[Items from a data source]
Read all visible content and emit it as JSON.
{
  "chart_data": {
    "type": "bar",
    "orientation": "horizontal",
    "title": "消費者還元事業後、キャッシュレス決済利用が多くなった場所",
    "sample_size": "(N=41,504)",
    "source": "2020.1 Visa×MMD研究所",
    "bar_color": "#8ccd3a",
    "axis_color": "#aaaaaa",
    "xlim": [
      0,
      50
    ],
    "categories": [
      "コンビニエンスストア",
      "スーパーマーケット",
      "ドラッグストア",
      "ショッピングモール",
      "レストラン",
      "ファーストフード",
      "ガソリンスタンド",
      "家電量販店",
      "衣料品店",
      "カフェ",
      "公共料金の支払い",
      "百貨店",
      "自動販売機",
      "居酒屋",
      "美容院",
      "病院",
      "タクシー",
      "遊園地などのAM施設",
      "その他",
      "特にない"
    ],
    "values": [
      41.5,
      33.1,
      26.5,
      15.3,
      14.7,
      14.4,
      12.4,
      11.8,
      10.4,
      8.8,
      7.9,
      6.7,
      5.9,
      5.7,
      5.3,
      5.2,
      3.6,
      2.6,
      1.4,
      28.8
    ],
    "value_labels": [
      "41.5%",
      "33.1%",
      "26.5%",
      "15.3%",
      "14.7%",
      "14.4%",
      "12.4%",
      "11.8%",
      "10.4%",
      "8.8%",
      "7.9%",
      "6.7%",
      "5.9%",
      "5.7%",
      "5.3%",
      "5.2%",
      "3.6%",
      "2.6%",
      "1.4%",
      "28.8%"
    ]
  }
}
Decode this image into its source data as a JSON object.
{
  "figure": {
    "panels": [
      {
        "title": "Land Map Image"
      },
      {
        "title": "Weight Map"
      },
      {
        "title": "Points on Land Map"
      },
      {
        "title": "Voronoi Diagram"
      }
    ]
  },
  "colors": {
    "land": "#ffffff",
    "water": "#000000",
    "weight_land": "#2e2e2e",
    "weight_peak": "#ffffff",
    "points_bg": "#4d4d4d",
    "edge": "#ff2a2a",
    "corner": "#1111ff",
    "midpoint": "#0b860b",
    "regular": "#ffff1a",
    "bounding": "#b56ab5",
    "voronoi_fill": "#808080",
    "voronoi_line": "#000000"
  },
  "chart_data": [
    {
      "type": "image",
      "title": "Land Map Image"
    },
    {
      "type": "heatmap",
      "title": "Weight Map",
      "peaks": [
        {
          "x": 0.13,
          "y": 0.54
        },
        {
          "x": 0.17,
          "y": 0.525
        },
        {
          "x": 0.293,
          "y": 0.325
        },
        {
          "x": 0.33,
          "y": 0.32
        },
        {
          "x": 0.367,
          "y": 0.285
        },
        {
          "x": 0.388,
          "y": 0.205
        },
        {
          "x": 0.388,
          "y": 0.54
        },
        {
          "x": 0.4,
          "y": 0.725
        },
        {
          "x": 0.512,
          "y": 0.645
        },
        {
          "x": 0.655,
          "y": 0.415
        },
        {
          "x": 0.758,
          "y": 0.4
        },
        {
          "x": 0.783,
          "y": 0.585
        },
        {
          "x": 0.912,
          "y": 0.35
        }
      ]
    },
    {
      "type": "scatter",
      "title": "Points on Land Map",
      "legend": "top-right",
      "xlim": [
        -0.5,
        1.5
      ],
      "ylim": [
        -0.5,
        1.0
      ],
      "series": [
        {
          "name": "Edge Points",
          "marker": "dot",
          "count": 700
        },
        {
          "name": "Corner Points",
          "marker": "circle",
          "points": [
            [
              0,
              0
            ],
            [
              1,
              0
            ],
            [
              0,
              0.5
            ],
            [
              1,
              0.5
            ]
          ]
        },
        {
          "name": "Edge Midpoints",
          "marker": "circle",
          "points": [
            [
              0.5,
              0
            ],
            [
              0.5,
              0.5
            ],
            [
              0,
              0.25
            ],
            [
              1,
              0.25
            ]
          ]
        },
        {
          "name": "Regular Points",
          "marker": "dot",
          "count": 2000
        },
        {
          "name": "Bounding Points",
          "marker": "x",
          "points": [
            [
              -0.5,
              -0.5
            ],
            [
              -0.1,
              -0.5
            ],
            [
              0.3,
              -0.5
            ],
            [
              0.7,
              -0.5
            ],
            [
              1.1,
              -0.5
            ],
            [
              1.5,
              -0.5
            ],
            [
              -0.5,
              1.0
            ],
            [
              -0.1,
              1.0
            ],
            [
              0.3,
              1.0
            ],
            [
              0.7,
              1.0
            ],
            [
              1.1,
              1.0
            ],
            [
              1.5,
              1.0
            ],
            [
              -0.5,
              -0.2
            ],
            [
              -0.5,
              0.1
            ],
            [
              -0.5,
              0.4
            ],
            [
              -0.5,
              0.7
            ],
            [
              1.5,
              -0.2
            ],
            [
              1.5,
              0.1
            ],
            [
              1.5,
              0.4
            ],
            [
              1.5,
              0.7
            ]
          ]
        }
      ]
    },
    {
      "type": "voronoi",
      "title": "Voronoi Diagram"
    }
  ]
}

## [WHAT IS REQUIRED]
Generate an exact reproduction of all entries.

## [ANSWER BELOW]
Read all visible content and emit it as JSON.
{
  "chart_data": {
    "type": "bar",
    "orientation": "horizontal",
    "title": "消費者還元事業後、キャッシュレス決済利用が多くなった場所",
    "sample_size": "(N=41,504)",
    "source": "2020.1 Visa×MMD研究所",
    "bar_color": "#8ccd3a",
    "axis_color": "#aaaaaa",
    "xlim": [
      0,
      50
    ],
    "categories": [
      "コンビニエンスストア",
      "スーパーマーケット",
      "ドラッグストア",
      "ショッピングモール",
      "レストラン",
      "ファーストフード",
      "ガソリンスタンド",
      "家電量販店",
      "衣料品店",
      "カフェ",
      "公共料金の支払い",
      "百貨店",
      "自動販売機",
      "居酒屋",
      "美容院",
      "病院",
      "タクシー",
      "遊園地などのAM施設",
      "その他",
      "特にない"
    ],
    "values": [
      41.5,
      33.1,
      26.5,
      15.3,
      14.7,
      14.4,
      12.4,
      11.8,
      10.4,
      8.8,
      7.9,
      6.7,
      5.9,
      5.7,
      5.3,
      5.2,
      3.6,
      2.6,
      1.4,
      28.8
    ],
    "value_labels": [
      "41.5%",
      "33.1%",
      "26.5%",
      "15.3%",
      "14.7%",
      "14.4%",
      "12.4%",
      "11.8%",
      "10.4%",
      "8.8%",
      "7.9%",
      "6.7%",
      "5.9%",
      "5.7%",
      "5.3%",
      "5.2%",
      "3.6%",
      "2.6%",
      "1.4%",
      "28.8%"
    ]
  }
}
Decode this image into its source data as a JSON object.
{
  "figure": {
    "panels": [
      {
        "title": "Land Map Image"
      },
      {
        "title": "Weight Map"
      },
      {
        "title": "Points on Land Map"
      },
      {
        "title": "Voronoi Diagram"
      }
    ]
  },
  "colors": {
    "land": "#ffffff",
    "water": "#000000",
    "weight_land": "#2e2e2e",
    "weight_peak": "#ffffff",
    "points_bg": "#4d4d4d",
    "edge": "#ff2a2a",
    "corner": "#1111ff",
    "midpoint": "#0b860b",
    "regular": "#ffff1a",
    "bounding": "#b56ab5",
    "voronoi_fill": "#808080",
    "voronoi_line": "#000000"
  },
  "chart_data": [
    {
      "type": "image",
      "title": "Land Map Image"
    },
    {
      "type": "heatmap",
      "title": "Weight Map",
      "peaks": [
        {
          "x": 0.13,
          "y": 0.54
        },
        {
          "x": 0.17,
          "y": 0.525
        },
        {
          "x": 0.293,
          "y": 0.325
        },
        {
          "x": 0.33,
          "y": 0.32
        },
        {
          "x": 0.367,
          "y": 0.285
        },
        {
          "x": 0.388,
          "y": 0.205
        },
        {
          "x": 0.388,
          "y": 0.54
        },
        {
          "x": 0.4,
          "y": 0.725
        },
        {
          "x": 0.512,
          "y": 0.645
        },
        {
          "x": 0.655,
          "y": 0.415
        },
        {
          "x": 0.758,
          "y": 0.4
        },
        {
          "x": 0.783,
          "y": 0.585
        },
        {
          "x": 0.912,
          "y": 0.35
        }
      ]
    },
    {
      "type": "scatter",
      "title": "Points on Land Map",
      "legend": "top-right",
      "xlim": [
        -0.5,
        1.5
      ],
      "ylim": [
        -0.5,
        1.0
      ],
      "series": [
        {
          "name": "Edge Points",
          "marker": "dot",
          "count": 700
        },
        {
          "name": "Corner Points",
          "marker": "circle",
          "points": [
            [
              0,
              0
            ],
            [
              1,
              0
            ],
            [
              0,
              0.5
            ],
            [
              1,
              0.5
            ]
          ]
        },
        {
          "name": "Edge Midpoints",
          "marker": "circle",
          "points": [
            [
              0.5,
              0
            ],
            [
              0.5,
              0.5
            ],
            [
              0,
              0.25
            ],
            [
              1,
              0.25
            ]
          ]
        },
        {
          "name": "Regular Points",
          "marker": "dot",
          "count": 2000
        },
        {
          "name": "Bounding Points",
          "marker": "x",
          "points": [
            [
              -0.5,
              -0.5
            ],
            [
              -0.1,
              -0.5
            ],
            [
              0.3,
              -0.5
            ],
            [
              0.7,
              -0.5
            ],
            [
              1.1,
              -0.5
            ],
            [
              1.5,
              -0.5
            ],
            [
              -0.5,
              1.0
            ],
            [
              -0.1,
              1.0
            ],
            [
              0.3,
              1.0
            ],
            [
              0.7,
              1.0
            ],
            [
              1.1,
              1.0
            ],
            [
              1.5,
              1.0
            ],
            [
              -0.5,
              -0.2
            ],
            [
              -0.5,
              0.1
            ],
            [
              -0.5,
              0.4
            ],
            [
              -0.5,
              0.7
            ],
            [
              1.5,
              -0.2
            ],
            [
              1.5,
              0.1
            ],
            [
              1.5,
              0.4
            ],
            [
              1.5,
              0.7
            ]
          ]
        }
      ]
    },
    {
      "type": "voronoi",
      "title": "Voronoi Diagram"
    }
  ]
}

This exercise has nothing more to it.